_REQUIREMENTS_. Copy all lines that contain the word "grid".

_DATA PROVIDED_.
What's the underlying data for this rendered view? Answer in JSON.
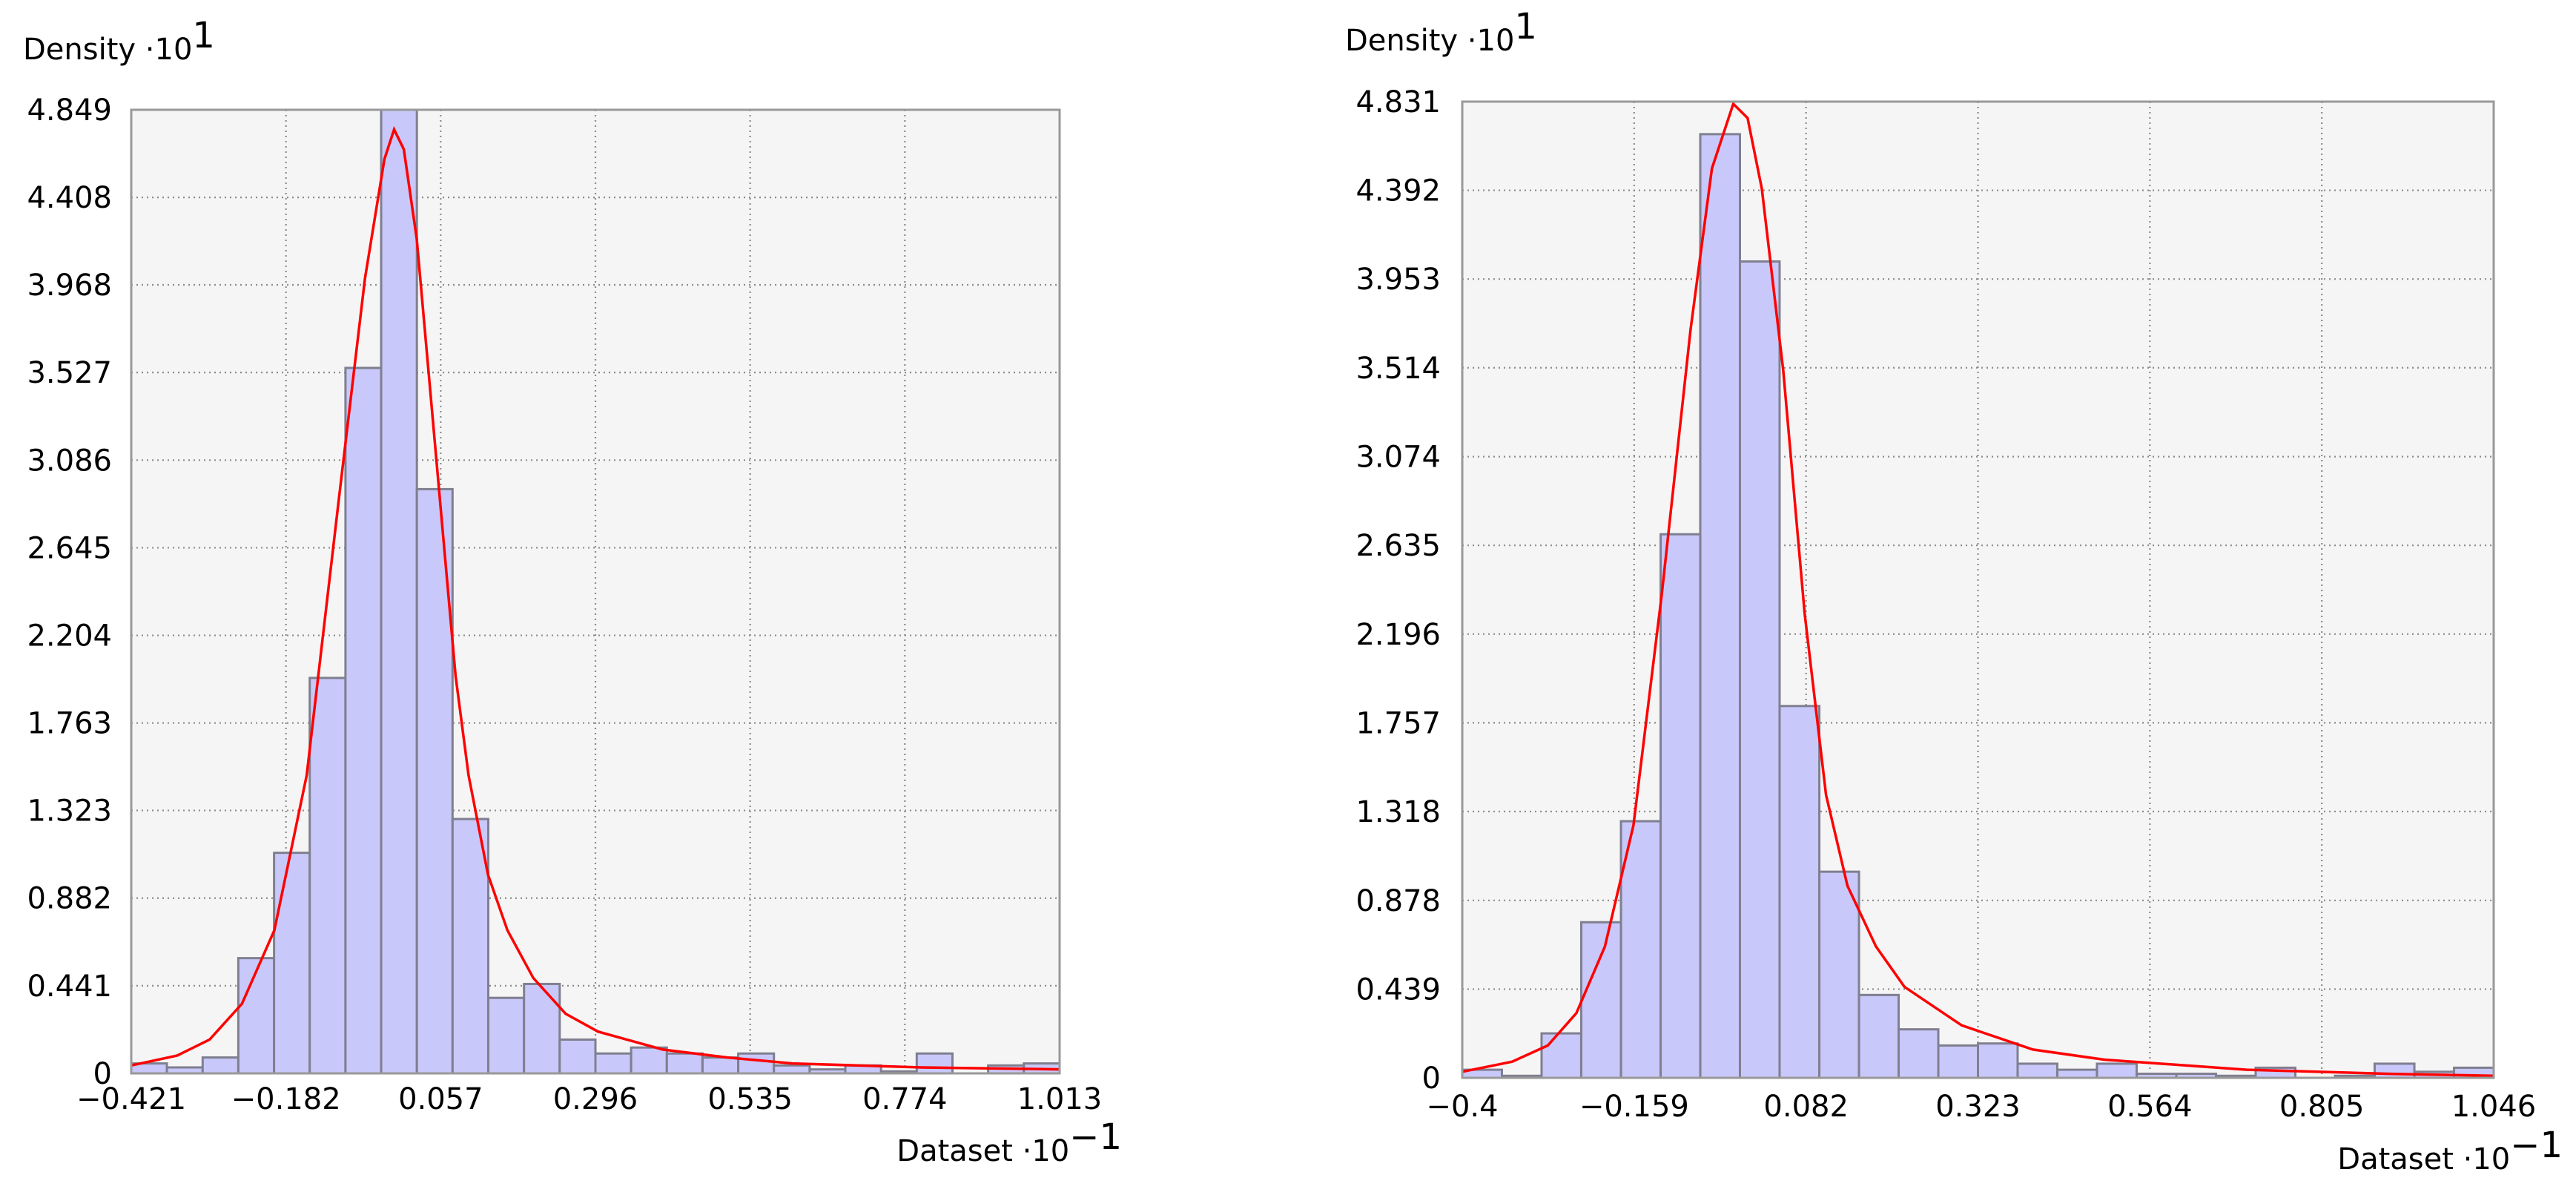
{
  "chart_data": [
    {
      "type": "histogram",
      "y_label": "Density ·10",
      "y_label_exponent": "1",
      "x_label": "Dataset ·10",
      "x_label_exponent": "−1",
      "bins": [
        -0.421,
        -0.3659,
        -0.3107,
        -0.2556,
        -0.2004,
        -0.1453,
        -0.0901,
        -0.035,
        0.0202,
        0.0753,
        0.1305,
        0.1857,
        0.2408,
        0.296,
        0.3511,
        0.4063,
        0.4614,
        0.5166,
        0.5717,
        0.6269,
        0.682,
        0.7372,
        0.7923,
        0.8475,
        0.9026,
        0.9578,
        1.013
      ],
      "values": [
        0.05,
        0.03,
        0.08,
        0.58,
        1.11,
        1.99,
        3.55,
        4.849,
        2.94,
        1.28,
        0.38,
        0.45,
        0.17,
        0.1,
        0.13,
        0.1,
        0.08,
        0.1,
        0.04,
        0.02,
        0.04,
        0.01,
        0.1,
        0,
        0.04,
        0.05
      ],
      "color": "#c8c8fa",
      "edge_color": "#7f7f90",
      "fit_x": [
        -0.421,
        -0.35,
        -0.3,
        -0.25,
        -0.2,
        -0.15,
        -0.1,
        -0.06,
        -0.03,
        -0.015,
        0.0,
        0.02,
        0.05,
        0.08,
        0.1,
        0.13,
        0.16,
        0.2,
        0.25,
        0.3,
        0.4,
        0.5,
        0.6,
        0.8,
        1.013
      ],
      "fit_y": [
        0.04,
        0.09,
        0.17,
        0.35,
        0.72,
        1.5,
        2.9,
        4.0,
        4.6,
        4.75,
        4.65,
        4.2,
        3.1,
        2.0,
        1.5,
        1.0,
        0.72,
        0.48,
        0.3,
        0.21,
        0.12,
        0.08,
        0.05,
        0.03,
        0.02
      ],
      "fit_color": "#ff0000",
      "xlim": [
        -0.421,
        1.013
      ],
      "xticks": [
        {
          "value": -0.421,
          "label": "−0.421"
        },
        {
          "value": -0.182,
          "label": "−0.182"
        },
        0.057,
        0.296,
        0.535,
        0.774,
        1.013
      ],
      "ylim": [
        0,
        4.849
      ],
      "yticks": [
        0,
        0.441,
        0.882,
        1.323,
        1.763,
        2.204,
        2.645,
        3.086,
        3.527,
        3.968,
        4.408,
        4.849
      ],
      "grid": true
    },
    {
      "type": "histogram",
      "y_label": "Density ·10",
      "y_label_exponent": "1",
      "x_label": "Dataset ·10",
      "x_label_exponent": "−1",
      "bins": [
        -0.4,
        -0.3444,
        -0.2888,
        -0.2332,
        -0.1775,
        -0.1219,
        -0.0663,
        -0.0107,
        0.0449,
        0.1006,
        0.1562,
        0.2118,
        0.2674,
        0.323,
        0.3786,
        0.4342,
        0.4898,
        0.5455,
        0.6011,
        0.6567,
        0.7123,
        0.7679,
        0.8235,
        0.8791,
        0.9348,
        0.9904,
        1.046
      ],
      "values": [
        0.04,
        0.01,
        0.22,
        0.77,
        1.27,
        2.69,
        4.67,
        4.04,
        1.84,
        1.02,
        0.41,
        0.24,
        0.16,
        0.17,
        0.07,
        0.04,
        0.07,
        0.02,
        0.02,
        0.01,
        0.05,
        0,
        0.01,
        0.07,
        0.03,
        0.05
      ],
      "color": "#c8c8fa",
      "edge_color": "#7f7f90",
      "fit_x": [
        -0.4,
        -0.33,
        -0.28,
        -0.24,
        -0.2,
        -0.16,
        -0.12,
        -0.08,
        -0.05,
        -0.02,
        0.0,
        0.02,
        0.05,
        0.08,
        0.11,
        0.14,
        0.18,
        0.22,
        0.3,
        0.4,
        0.5,
        0.7,
        0.9,
        1.046
      ],
      "fit_y": [
        0.03,
        0.08,
        0.16,
        0.32,
        0.65,
        1.25,
        2.4,
        3.7,
        4.5,
        4.82,
        4.75,
        4.4,
        3.5,
        2.3,
        1.4,
        0.95,
        0.65,
        0.45,
        0.26,
        0.14,
        0.09,
        0.04,
        0.02,
        0.01
      ],
      "fit_color": "#ff0000",
      "xlim": [
        -0.4,
        1.046
      ],
      "xticks": [
        {
          "value": -0.4,
          "label": "−0.4"
        },
        {
          "value": -0.159,
          "label": "−0.159"
        },
        0.082,
        0.323,
        0.564,
        0.805,
        1.046
      ],
      "ylim": [
        0,
        4.831
      ],
      "yticks": [
        0,
        0.439,
        0.878,
        1.318,
        1.757,
        2.196,
        2.635,
        3.074,
        3.514,
        3.953,
        4.392,
        4.831
      ],
      "grid": true
    }
  ]
}
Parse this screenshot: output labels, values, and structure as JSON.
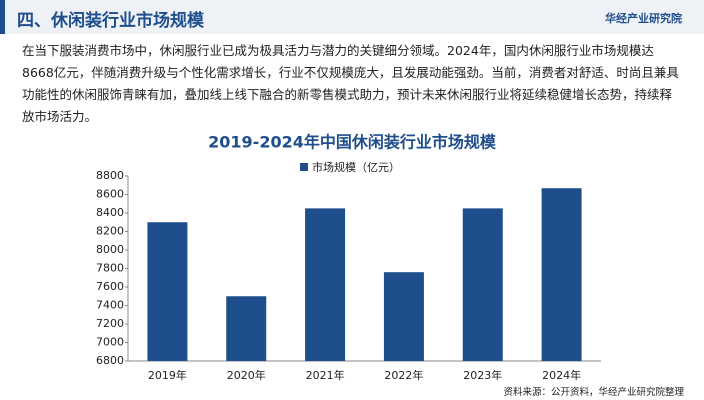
{
  "header": {
    "title": "四、休闲装行业市场规模",
    "brand": "华经产业研究院"
  },
  "paragraph": "在当下服装消费市场中，休闲服行业已成为极具活力与潜力的关键细分领域。2024年，国内休闲服行业市场规模达8668亿元，伴随消费升级与个性化需求增长，行业不仅规模庞大，且发展动能强劲。当前，消费者对舒适、时尚且兼具功能性的休闲服饰青睐有加，叠加线上线下融合的新零售模式助力，预计未来休闲服行业将延续稳健增长态势，持续释放市场活力。",
  "chart_data": {
    "type": "bar",
    "title": "2019-2024年中国休闲装行业市场规模",
    "categories": [
      "2019年",
      "2020年",
      "2021年",
      "2022年",
      "2023年",
      "2024年"
    ],
    "series": [
      {
        "name": "市场规模（亿元）",
        "color": "#1f4e8c",
        "values": [
          8300,
          7500,
          8450,
          7760,
          8450,
          8668
        ]
      }
    ],
    "ylim": [
      6800,
      8800
    ],
    "yticks": [
      6800,
      7000,
      7200,
      7400,
      7600,
      7800,
      8000,
      8200,
      8400,
      8600,
      8800
    ],
    "legend": "top"
  },
  "source": "资料来源：公开资料，华经产业研究院整理"
}
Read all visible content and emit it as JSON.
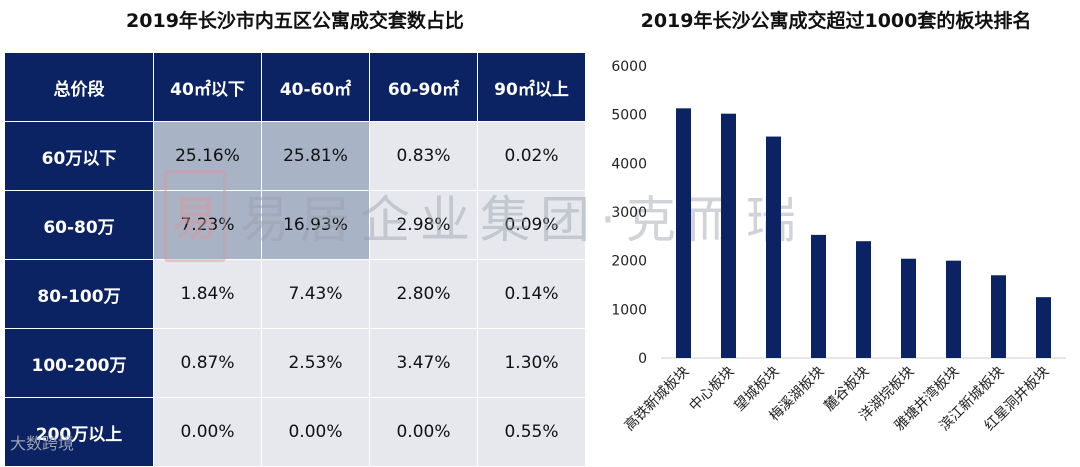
{
  "left_title": "2019年长沙市内五区公寓成交套数占比",
  "right_title": "2019年长沙公寓成交超过1000套的板块排名",
  "watermark": {
    "seal": "易",
    "text": "易居企业集团·克而瑞",
    "secondary": "大数跨境"
  },
  "colors": {
    "header_bg": "#0b2263",
    "cell_bg": "#e6e8ee",
    "highlight_bg": "#a9b3c6",
    "bar": "#0b2263"
  },
  "table": {
    "corner": "总价段",
    "columns": [
      "40㎡以下",
      "40-60㎡",
      "60-90㎡",
      "90㎡以上"
    ],
    "rows": [
      {
        "label": "60万以下",
        "values": [
          "25.16%",
          "25.81%",
          "0.83%",
          "0.02%"
        ]
      },
      {
        "label": "60-80万",
        "values": [
          "7.23%",
          "16.93%",
          "2.98%",
          "0.09%"
        ]
      },
      {
        "label": "80-100万",
        "values": [
          "1.84%",
          "7.43%",
          "2.80%",
          "0.14%"
        ]
      },
      {
        "label": "100-200万",
        "values": [
          "0.87%",
          "2.53%",
          "3.47%",
          "1.30%"
        ]
      },
      {
        "label": "200万以上",
        "values": [
          "0.00%",
          "0.00%",
          "0.00%",
          "0.55%"
        ]
      }
    ]
  },
  "chart_data": [
    {
      "type": "table",
      "title": "2019年长沙市内五区公寓成交套数占比",
      "columns": [
        "总价段",
        "40㎡以下",
        "40-60㎡",
        "60-90㎡",
        "90㎡以上"
      ],
      "rows": [
        [
          "60万以下",
          25.16,
          25.81,
          0.83,
          0.02
        ],
        [
          "60-80万",
          7.23,
          16.93,
          2.98,
          0.09
        ],
        [
          "80-100万",
          1.84,
          7.43,
          2.8,
          0.14
        ],
        [
          "100-200万",
          0.87,
          2.53,
          3.47,
          1.3
        ],
        [
          "200万以上",
          0.0,
          0.0,
          0.0,
          0.55
        ]
      ],
      "highlighted_cells": [
        [
          0,
          0
        ],
        [
          0,
          1
        ],
        [
          1,
          0
        ],
        [
          1,
          1
        ]
      ]
    },
    {
      "type": "bar",
      "title": "2019年长沙公寓成交超过1000套的板块排名",
      "categories": [
        "高铁新城板块",
        "中心板块",
        "望城板块",
        "梅溪湖板块",
        "麓谷板块",
        "洋湖垸板块",
        "雅塘井湾板块",
        "滨江新城板块",
        "红星洞井板块"
      ],
      "values": [
        5130,
        5020,
        4550,
        2530,
        2400,
        2040,
        2000,
        1700,
        1250
      ],
      "ylim": [
        0,
        6000
      ],
      "yticks": [
        0,
        1000,
        2000,
        3000,
        4000,
        5000,
        6000
      ],
      "ytick_labels": [
        "0",
        "1000",
        "2000",
        "3000",
        "4000",
        "5000",
        "6000"
      ],
      "grid": false,
      "legend": "none"
    }
  ]
}
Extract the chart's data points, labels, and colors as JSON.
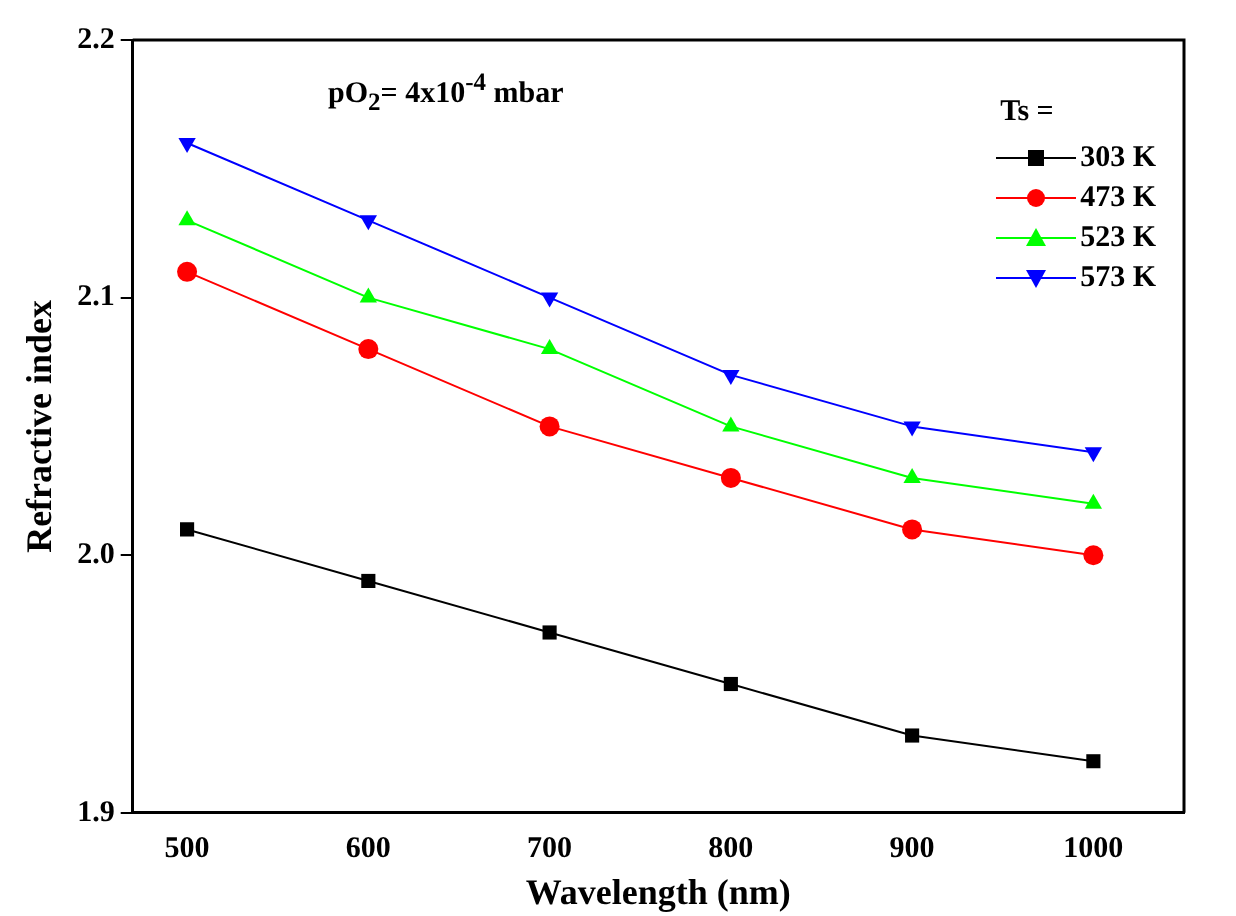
{
  "chart_data": {
    "type": "line",
    "xlabel": "Wavelength (nm)",
    "ylabel": "Refractive index",
    "legend_title": "Ts =",
    "legend": "top right",
    "annotations": [
      "pO$_{2}$= 4x10$^{-4}$ mbar"
    ],
    "x": [
      500,
      600,
      700,
      800,
      900,
      1000
    ],
    "xlim": [
      470,
      1050
    ],
    "xticks": [
      500,
      600,
      700,
      800,
      900,
      1000
    ],
    "ylim": [
      1.9,
      2.2
    ],
    "yticks": [
      1.9,
      {
        "value": 2.0,
        "label": "2.0"
      },
      2.1,
      2.2
    ],
    "grid": false,
    "series": [
      {
        "name": "303 K",
        "color": "#000000",
        "marker": "square",
        "values": [
          2.01,
          1.99,
          1.97,
          1.95,
          1.93,
          1.92
        ]
      },
      {
        "name": "473 K",
        "color": "#ff0000",
        "marker": "circle",
        "values": [
          2.11,
          2.08,
          2.05,
          2.03,
          2.01,
          2.0
        ]
      },
      {
        "name": "523 K",
        "color": "#00ff00",
        "marker": "triangle",
        "values": [
          2.13,
          2.1,
          2.08,
          2.05,
          2.03,
          2.02
        ]
      },
      {
        "name": "573 K",
        "color": "#0000ff",
        "marker": "triangle-down",
        "values": [
          2.16,
          2.13,
          2.1,
          2.07,
          2.05,
          2.04
        ]
      }
    ]
  }
}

_THE COMPLETED TASK_.
      "grid": true
      "grid": true
      "grid": false,
    "grid": false,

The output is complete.